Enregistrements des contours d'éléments
====================
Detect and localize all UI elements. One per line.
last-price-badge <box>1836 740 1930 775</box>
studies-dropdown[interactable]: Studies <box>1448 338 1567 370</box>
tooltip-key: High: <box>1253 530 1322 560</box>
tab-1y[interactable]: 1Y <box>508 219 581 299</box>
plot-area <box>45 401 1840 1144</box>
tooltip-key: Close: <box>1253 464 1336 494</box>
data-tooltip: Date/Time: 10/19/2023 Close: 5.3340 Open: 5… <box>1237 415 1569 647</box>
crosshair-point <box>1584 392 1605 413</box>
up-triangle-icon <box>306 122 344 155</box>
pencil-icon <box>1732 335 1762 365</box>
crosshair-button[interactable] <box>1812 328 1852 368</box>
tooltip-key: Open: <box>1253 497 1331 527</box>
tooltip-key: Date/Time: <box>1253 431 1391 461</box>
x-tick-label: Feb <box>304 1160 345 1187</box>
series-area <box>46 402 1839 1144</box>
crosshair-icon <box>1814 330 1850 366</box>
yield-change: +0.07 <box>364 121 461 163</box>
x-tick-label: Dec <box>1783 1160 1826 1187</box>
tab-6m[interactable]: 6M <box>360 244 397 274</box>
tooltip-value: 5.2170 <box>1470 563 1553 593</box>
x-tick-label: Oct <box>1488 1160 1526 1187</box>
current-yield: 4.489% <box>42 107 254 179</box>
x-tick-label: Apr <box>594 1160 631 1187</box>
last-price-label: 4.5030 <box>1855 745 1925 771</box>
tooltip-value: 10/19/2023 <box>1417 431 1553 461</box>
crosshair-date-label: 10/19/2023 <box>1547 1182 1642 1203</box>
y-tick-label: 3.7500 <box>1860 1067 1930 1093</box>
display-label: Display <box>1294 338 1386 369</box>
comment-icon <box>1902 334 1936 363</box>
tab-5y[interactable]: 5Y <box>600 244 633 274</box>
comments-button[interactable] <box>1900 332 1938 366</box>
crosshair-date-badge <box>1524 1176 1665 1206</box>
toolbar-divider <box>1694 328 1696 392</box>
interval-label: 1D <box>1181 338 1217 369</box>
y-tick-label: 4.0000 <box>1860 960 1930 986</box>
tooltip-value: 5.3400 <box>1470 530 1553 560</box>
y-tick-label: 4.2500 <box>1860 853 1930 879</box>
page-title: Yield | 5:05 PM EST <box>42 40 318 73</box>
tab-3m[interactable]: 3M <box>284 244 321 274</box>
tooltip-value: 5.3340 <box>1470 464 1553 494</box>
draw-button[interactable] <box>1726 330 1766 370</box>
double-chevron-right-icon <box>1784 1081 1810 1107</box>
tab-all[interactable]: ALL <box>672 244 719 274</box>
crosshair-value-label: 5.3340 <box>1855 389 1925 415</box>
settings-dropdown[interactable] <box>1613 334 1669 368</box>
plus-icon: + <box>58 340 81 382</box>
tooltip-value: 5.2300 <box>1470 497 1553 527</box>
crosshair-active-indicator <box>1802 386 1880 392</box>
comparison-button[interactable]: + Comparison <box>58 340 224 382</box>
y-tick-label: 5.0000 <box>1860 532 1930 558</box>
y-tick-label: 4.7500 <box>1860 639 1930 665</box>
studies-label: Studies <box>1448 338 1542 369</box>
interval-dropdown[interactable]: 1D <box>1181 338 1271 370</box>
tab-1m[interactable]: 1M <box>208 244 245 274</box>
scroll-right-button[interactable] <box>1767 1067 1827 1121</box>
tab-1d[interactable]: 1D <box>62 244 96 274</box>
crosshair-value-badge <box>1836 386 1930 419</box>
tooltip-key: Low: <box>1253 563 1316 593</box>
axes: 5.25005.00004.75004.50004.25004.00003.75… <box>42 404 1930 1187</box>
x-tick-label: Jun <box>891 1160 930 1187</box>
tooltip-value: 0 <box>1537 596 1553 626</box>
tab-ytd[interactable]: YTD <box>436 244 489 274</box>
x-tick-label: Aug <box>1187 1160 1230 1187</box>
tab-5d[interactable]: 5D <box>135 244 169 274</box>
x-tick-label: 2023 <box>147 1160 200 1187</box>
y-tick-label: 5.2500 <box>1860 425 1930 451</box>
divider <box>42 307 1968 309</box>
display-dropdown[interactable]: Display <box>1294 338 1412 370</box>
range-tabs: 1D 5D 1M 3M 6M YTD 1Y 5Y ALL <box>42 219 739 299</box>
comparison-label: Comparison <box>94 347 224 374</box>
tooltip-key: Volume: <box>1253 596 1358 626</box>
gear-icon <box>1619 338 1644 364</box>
====================
VOTRE TÂCHE: Recopiez les lignes à l'identique, du début des enregistrements jusqu'à la ligne contenant « tab-all[interactable]: ALL <box>672 », celle-ci comprise.

RÉSULTAT OBTENU:
Detect and localize all UI elements. One per line.
last-price-badge <box>1836 740 1930 775</box>
studies-dropdown[interactable]: Studies <box>1448 338 1567 370</box>
tooltip-key: High: <box>1253 530 1322 560</box>
tab-1y[interactable]: 1Y <box>508 219 581 299</box>
plot-area <box>45 401 1840 1144</box>
tooltip-key: Close: <box>1253 464 1336 494</box>
data-tooltip: Date/Time: 10/19/2023 Close: 5.3340 Open: 5… <box>1237 415 1569 647</box>
crosshair-point <box>1584 392 1605 413</box>
up-triangle-icon <box>306 122 344 155</box>
pencil-icon <box>1732 335 1762 365</box>
crosshair-button[interactable] <box>1812 328 1852 368</box>
tooltip-key: Open: <box>1253 497 1331 527</box>
tooltip-key: Date/Time: <box>1253 431 1391 461</box>
x-tick-label: Feb <box>304 1160 345 1187</box>
series-area <box>46 402 1839 1144</box>
crosshair-icon <box>1814 330 1850 366</box>
yield-change: +0.07 <box>364 121 461 163</box>
x-tick-label: Dec <box>1783 1160 1826 1187</box>
tab-6m[interactable]: 6M <box>360 244 397 274</box>
tooltip-value: 5.2170 <box>1470 563 1553 593</box>
x-tick-label: Oct <box>1488 1160 1526 1187</box>
current-yield: 4.489% <box>42 107 254 179</box>
x-tick-label: Apr <box>594 1160 631 1187</box>
last-price-label: 4.5030 <box>1855 745 1925 771</box>
tooltip-value: 10/19/2023 <box>1417 431 1553 461</box>
crosshair-date-label: 10/19/2023 <box>1547 1182 1642 1203</box>
y-tick-label: 3.7500 <box>1860 1067 1930 1093</box>
display-label: Display <box>1294 338 1386 369</box>
comment-icon <box>1902 334 1936 363</box>
tab-5y[interactable]: 5Y <box>600 244 633 274</box>
comments-button[interactable] <box>1900 332 1938 366</box>
crosshair-date-badge <box>1524 1176 1665 1206</box>
toolbar-divider <box>1694 328 1696 392</box>
interval-label: 1D <box>1181 338 1217 369</box>
y-tick-label: 4.0000 <box>1860 960 1930 986</box>
tooltip-value: 5.3400 <box>1470 530 1553 560</box>
y-tick-label: 4.2500 <box>1860 853 1930 879</box>
page-title: Yield | 5:05 PM EST <box>42 40 318 73</box>
tab-3m[interactable]: 3M <box>284 244 321 274</box>
tooltip-value: 5.3340 <box>1470 464 1553 494</box>
draw-button[interactable] <box>1726 330 1766 370</box>
double-chevron-right-icon <box>1784 1081 1810 1107</box>
tab-all[interactable]: ALL <box>672 244 719 274</box>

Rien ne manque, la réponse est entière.